[Stored data entries]

= = =

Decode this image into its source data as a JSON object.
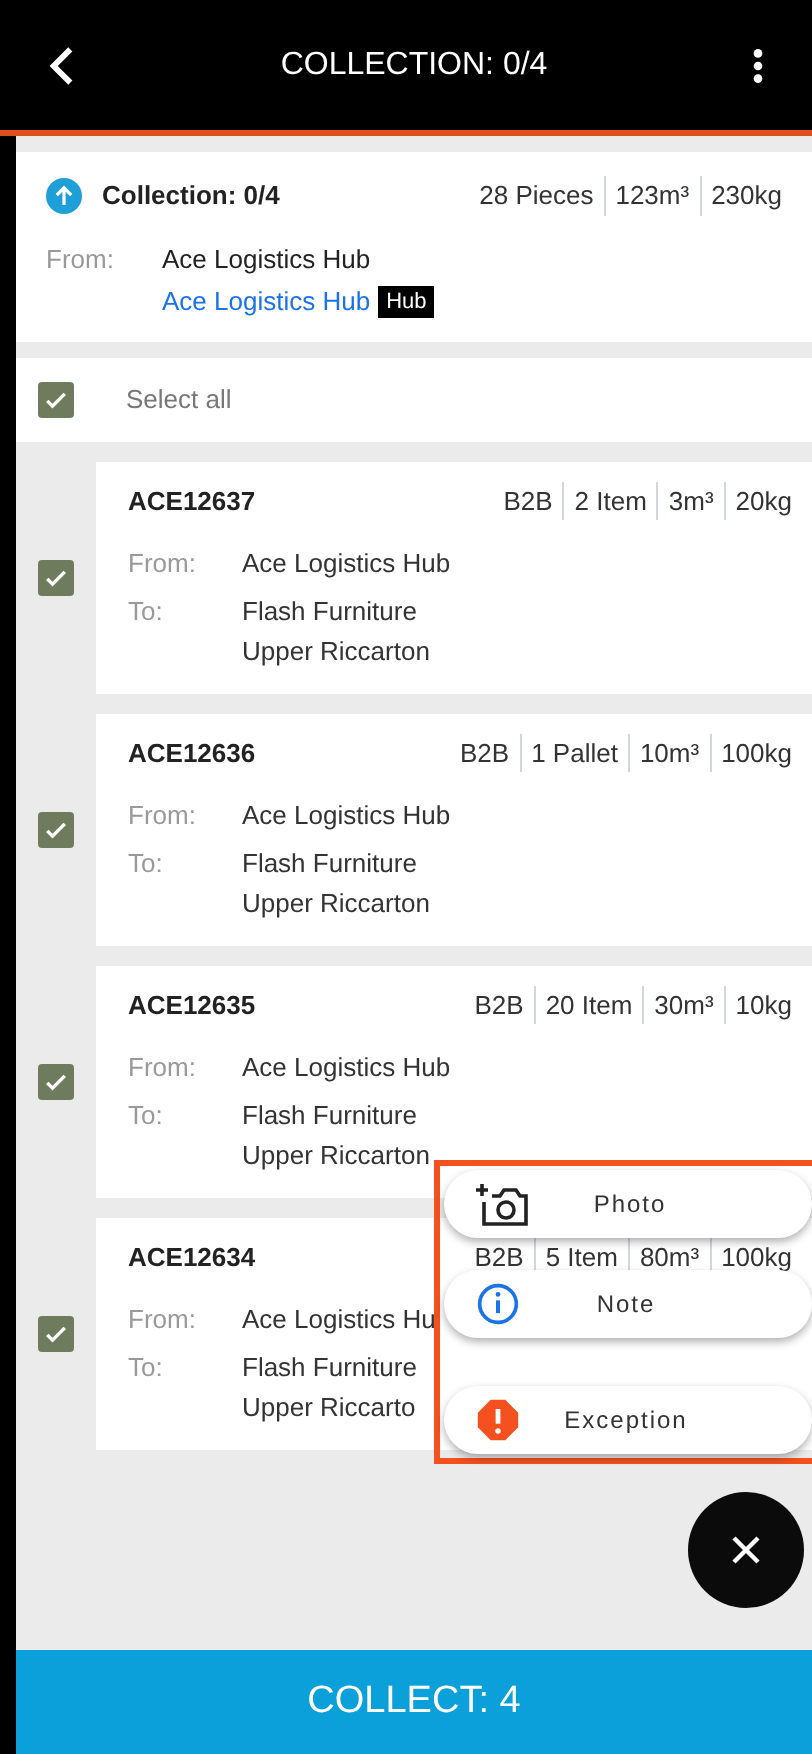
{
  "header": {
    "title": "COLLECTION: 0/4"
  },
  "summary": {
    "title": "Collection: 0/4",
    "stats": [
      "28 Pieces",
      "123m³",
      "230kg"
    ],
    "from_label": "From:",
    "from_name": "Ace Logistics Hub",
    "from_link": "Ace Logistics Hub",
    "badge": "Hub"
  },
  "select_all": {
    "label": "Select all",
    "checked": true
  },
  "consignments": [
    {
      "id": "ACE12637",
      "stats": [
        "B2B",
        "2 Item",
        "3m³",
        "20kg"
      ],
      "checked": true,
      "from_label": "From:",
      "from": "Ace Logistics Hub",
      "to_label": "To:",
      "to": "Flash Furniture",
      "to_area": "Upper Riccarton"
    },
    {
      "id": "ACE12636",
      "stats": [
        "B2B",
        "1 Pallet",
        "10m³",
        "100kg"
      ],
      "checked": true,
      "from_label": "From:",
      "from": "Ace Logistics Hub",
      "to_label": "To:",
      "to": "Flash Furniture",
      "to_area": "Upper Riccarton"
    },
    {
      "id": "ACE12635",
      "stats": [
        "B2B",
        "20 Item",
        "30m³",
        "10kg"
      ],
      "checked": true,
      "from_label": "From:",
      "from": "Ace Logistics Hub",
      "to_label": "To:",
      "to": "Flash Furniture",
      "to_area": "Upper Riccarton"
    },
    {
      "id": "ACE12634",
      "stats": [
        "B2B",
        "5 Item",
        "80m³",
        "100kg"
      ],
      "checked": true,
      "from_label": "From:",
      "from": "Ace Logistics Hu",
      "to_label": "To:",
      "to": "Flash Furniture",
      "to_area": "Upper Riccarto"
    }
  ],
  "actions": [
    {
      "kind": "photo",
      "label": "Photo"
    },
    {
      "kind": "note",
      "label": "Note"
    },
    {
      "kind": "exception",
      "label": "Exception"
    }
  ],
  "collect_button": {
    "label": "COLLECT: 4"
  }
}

= = =

*Description of the task*
The listing above needs to be output again exactly. Don't include the pictures.

*Expected answer*
Decode this image into its source data as a JSON object.
{
  "header": {
    "title": "COLLECTION: 0/4"
  },
  "summary": {
    "title": "Collection: 0/4",
    "stats": [
      "28 Pieces",
      "123m³",
      "230kg"
    ],
    "from_label": "From:",
    "from_name": "Ace Logistics Hub",
    "from_link": "Ace Logistics Hub",
    "badge": "Hub"
  },
  "select_all": {
    "label": "Select all",
    "checked": true
  },
  "consignments": [
    {
      "id": "ACE12637",
      "stats": [
        "B2B",
        "2 Item",
        "3m³",
        "20kg"
      ],
      "checked": true,
      "from_label": "From:",
      "from": "Ace Logistics Hub",
      "to_label": "To:",
      "to": "Flash Furniture",
      "to_area": "Upper Riccarton"
    },
    {
      "id": "ACE12636",
      "stats": [
        "B2B",
        "1 Pallet",
        "10m³",
        "100kg"
      ],
      "checked": true,
      "from_label": "From:",
      "from": "Ace Logistics Hub",
      "to_label": "To:",
      "to": "Flash Furniture",
      "to_area": "Upper Riccarton"
    },
    {
      "id": "ACE12635",
      "stats": [
        "B2B",
        "20 Item",
        "30m³",
        "10kg"
      ],
      "checked": true,
      "from_label": "From:",
      "from": "Ace Logistics Hub",
      "to_label": "To:",
      "to": "Flash Furniture",
      "to_area": "Upper Riccarton"
    },
    {
      "id": "ACE12634",
      "stats": [
        "B2B",
        "5 Item",
        "80m³",
        "100kg"
      ],
      "checked": true,
      "from_label": "From:",
      "from": "Ace Logistics Hu",
      "to_label": "To:",
      "to": "Flash Furniture",
      "to_area": "Upper Riccarto"
    }
  ],
  "actions": [
    {
      "kind": "photo",
      "label": "Photo"
    },
    {
      "kind": "note",
      "label": "Note"
    },
    {
      "kind": "exception",
      "label": "Exception"
    }
  ],
  "collect_button": {
    "label": "COLLECT: 4"
  }
}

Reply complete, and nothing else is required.